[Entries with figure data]
Start

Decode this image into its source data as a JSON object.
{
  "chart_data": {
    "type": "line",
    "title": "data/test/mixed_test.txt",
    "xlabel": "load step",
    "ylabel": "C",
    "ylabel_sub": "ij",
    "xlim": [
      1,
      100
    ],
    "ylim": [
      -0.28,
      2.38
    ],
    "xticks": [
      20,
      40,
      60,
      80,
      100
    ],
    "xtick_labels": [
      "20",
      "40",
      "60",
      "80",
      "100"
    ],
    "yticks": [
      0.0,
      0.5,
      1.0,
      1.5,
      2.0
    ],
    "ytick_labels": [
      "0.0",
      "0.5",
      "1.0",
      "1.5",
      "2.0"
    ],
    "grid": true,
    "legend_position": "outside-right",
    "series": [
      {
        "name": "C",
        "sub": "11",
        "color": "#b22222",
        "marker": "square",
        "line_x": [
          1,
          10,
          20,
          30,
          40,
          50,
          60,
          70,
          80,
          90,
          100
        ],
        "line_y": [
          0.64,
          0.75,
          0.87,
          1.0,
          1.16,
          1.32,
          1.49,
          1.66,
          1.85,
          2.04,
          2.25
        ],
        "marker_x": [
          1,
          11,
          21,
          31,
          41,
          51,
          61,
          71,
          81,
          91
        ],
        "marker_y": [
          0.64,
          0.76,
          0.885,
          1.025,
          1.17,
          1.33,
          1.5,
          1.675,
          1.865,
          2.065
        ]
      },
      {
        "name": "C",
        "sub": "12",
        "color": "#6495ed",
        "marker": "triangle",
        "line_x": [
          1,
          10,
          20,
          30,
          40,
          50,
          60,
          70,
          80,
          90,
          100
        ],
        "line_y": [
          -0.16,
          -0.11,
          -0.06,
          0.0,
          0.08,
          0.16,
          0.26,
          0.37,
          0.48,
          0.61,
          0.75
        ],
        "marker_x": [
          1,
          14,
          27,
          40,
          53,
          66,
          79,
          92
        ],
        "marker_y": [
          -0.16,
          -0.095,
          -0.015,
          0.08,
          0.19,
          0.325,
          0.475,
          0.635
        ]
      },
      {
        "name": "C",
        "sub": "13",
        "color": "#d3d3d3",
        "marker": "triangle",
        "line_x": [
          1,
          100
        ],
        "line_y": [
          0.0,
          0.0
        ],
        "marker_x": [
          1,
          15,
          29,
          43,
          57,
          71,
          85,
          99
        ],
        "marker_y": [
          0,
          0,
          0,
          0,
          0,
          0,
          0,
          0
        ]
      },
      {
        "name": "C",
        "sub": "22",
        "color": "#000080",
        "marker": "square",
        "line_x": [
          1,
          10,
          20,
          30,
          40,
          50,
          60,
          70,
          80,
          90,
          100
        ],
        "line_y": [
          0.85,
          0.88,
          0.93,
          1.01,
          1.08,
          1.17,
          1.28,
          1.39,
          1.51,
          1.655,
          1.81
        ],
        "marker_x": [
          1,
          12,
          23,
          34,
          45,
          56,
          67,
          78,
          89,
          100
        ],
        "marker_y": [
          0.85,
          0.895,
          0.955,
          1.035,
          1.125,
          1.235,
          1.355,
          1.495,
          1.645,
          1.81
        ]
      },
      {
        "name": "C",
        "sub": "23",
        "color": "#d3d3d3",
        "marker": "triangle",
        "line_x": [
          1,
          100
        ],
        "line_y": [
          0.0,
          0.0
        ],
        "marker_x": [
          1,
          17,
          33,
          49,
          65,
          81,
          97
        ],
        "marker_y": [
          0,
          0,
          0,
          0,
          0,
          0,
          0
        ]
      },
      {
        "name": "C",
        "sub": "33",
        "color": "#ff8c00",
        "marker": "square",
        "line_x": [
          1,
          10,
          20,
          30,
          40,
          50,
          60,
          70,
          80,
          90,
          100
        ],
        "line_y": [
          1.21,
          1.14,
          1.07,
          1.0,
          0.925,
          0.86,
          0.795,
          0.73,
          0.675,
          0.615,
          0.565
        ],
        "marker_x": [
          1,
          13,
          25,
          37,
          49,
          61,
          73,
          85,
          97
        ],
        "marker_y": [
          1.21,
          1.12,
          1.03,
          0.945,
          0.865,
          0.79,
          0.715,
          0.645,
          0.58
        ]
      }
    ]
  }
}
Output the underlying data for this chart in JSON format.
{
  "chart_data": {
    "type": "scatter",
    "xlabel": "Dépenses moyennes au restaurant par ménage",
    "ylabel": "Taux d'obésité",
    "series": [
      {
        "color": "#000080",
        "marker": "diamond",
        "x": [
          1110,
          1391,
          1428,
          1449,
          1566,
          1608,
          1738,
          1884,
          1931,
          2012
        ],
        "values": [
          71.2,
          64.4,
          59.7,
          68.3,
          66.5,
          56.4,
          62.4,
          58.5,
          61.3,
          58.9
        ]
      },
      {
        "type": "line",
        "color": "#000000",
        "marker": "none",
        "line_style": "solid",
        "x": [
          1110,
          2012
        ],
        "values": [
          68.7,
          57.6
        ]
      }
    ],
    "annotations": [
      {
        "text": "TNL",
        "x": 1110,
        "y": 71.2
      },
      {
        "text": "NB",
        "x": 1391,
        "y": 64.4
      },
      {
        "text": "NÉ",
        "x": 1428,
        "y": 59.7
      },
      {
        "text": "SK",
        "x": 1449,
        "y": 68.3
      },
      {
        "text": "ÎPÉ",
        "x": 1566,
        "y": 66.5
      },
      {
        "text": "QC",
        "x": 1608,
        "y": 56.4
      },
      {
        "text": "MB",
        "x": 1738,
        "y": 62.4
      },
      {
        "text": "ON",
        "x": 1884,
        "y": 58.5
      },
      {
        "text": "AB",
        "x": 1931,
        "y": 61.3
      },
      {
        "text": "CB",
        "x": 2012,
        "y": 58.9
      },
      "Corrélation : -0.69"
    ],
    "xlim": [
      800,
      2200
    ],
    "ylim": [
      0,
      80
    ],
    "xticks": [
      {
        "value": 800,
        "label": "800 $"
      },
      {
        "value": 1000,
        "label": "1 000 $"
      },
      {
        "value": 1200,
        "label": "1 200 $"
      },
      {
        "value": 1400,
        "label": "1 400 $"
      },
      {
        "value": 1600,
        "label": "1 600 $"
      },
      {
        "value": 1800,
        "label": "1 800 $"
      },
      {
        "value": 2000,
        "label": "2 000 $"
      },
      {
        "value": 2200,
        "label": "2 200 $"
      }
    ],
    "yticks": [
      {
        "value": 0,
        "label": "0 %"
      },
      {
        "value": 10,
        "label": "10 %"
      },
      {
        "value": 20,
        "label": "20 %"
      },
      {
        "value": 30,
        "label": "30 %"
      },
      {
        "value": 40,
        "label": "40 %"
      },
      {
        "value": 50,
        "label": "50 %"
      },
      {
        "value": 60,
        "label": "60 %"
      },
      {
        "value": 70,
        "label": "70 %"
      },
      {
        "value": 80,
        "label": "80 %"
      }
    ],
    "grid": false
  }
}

End

Problem:
Look through the data and show every line containing "JSON".

The reply:
Decode this image into its source data as a JSON object.
Output the underlying data for this chart in JSON format.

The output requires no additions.